• THE DATA
__________
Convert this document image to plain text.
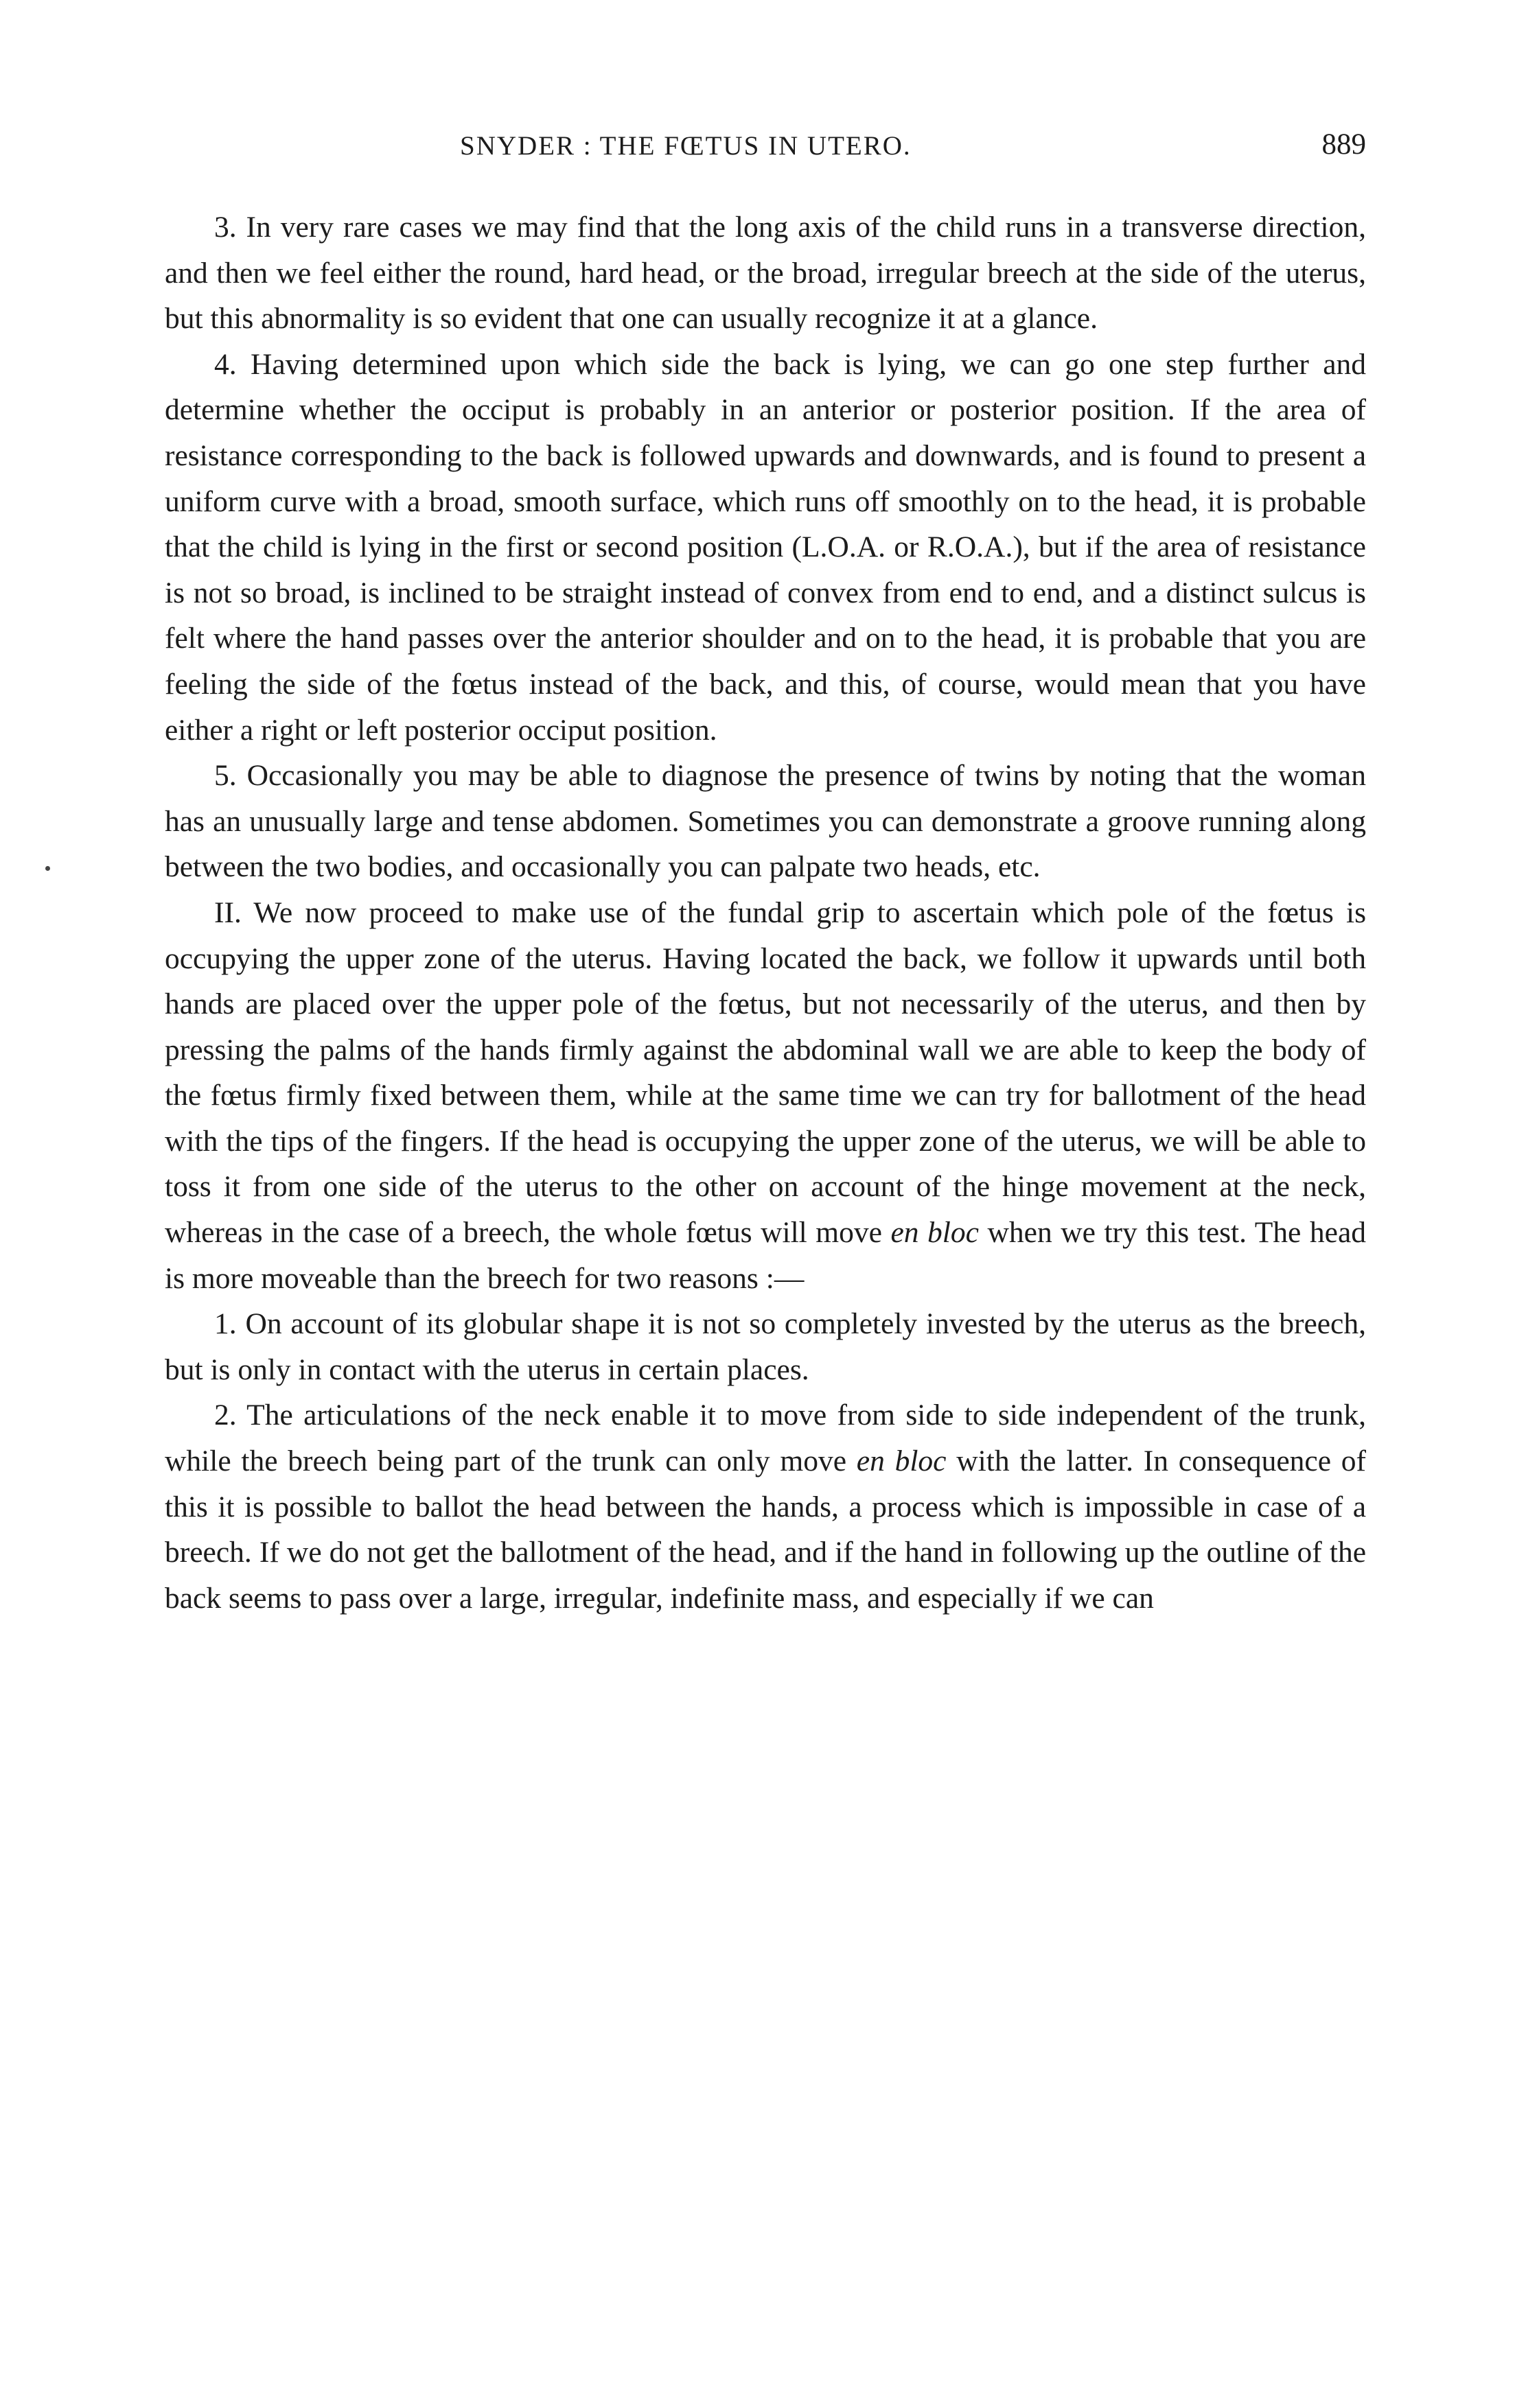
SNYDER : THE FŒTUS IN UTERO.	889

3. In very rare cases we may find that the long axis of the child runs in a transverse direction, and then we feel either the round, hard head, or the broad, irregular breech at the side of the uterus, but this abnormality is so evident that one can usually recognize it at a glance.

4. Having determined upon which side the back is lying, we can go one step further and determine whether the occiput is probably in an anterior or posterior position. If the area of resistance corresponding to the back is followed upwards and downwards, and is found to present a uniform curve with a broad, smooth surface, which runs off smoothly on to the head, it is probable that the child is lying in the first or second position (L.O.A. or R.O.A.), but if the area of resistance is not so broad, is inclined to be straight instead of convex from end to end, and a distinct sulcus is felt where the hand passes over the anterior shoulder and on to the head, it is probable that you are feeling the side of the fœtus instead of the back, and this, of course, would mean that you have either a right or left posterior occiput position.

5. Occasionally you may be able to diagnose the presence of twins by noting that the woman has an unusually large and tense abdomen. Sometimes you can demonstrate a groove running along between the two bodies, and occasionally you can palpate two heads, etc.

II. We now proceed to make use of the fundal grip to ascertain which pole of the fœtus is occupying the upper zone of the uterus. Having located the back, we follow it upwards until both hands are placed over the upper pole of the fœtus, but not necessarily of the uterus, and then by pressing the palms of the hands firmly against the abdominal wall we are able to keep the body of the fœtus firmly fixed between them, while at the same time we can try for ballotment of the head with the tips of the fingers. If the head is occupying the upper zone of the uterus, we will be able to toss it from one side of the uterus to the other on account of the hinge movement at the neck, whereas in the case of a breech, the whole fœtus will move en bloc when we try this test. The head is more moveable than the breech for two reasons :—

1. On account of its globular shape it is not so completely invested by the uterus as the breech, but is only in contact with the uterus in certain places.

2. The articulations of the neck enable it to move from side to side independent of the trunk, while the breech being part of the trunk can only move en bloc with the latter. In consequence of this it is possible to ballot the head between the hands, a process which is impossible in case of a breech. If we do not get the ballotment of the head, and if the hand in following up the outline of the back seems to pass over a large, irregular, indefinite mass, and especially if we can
__________
• TASK OBJECTIVE
Reproduce the data word for word, excluding its pictures.

• RESULT FOR THIS EXERCISE
Convert this document image to plain text.
SNYDER : THE FŒTUS IN UTERO.	889

3. In very rare cases we may find that the long axis of the child runs in a transverse direction, and then we feel either the round, hard head, or the broad, irregular breech at the side of the uterus, but this abnormality is so evident that one can usually recognize it at a glance.

4. Having determined upon which side the back is lying, we can go one step further and determine whether the occiput is probably in an anterior or posterior position. If the area of resistance corresponding to the back is followed upwards and downwards, and is found to present a uniform curve with a broad, smooth surface, which runs off smoothly on to the head, it is probable that the child is lying in the first or second position (L.O.A. or R.O.A.), but if the area of resistance is not so broad, is inclined to be straight instead of convex from end to end, and a distinct sulcus is felt where the hand passes over the anterior shoulder and on to the head, it is probable that you are feeling the side of the fœtus instead of the back, and this, of course, would mean that you have either a right or left posterior occiput position.

5. Occasionally you may be able to diagnose the presence of twins by noting that the woman has an unusually large and tense abdomen. Sometimes you can demonstrate a groove running along between the two bodies, and occasionally you can palpate two heads, etc.

II. We now proceed to make use of the fundal grip to ascertain which pole of the fœtus is occupying the upper zone of the uterus. Having located the back, we follow it upwards until both hands are placed over the upper pole of the fœtus, but not necessarily of the uterus, and then by pressing the palms of the hands firmly against the abdominal wall we are able to keep the body of the fœtus firmly fixed between them, while at the same time we can try for ballotment of the head with the tips of the fingers. If the head is occupying the upper zone of the uterus, we will be able to toss it from one side of the uterus to the other on account of the hinge movement at the neck, whereas in the case of a breech, the whole fœtus will move en bloc when we try this test. The head is more moveable than the breech for two reasons :—

1. On account of its globular shape it is not so completely invested by the uterus as the breech, but is only in contact with the uterus in certain places.

2. The articulations of the neck enable it to move from side to side independent of the trunk, while the breech being part of the trunk can only move en bloc with the latter. In consequence of this it is possible to ballot the head between the hands, a process which is impossible in case of a breech. If we do not get the ballotment of the head, and if the hand in following up the outline of the back seems to pass over a large, irregular, indefinite mass, and especially if we can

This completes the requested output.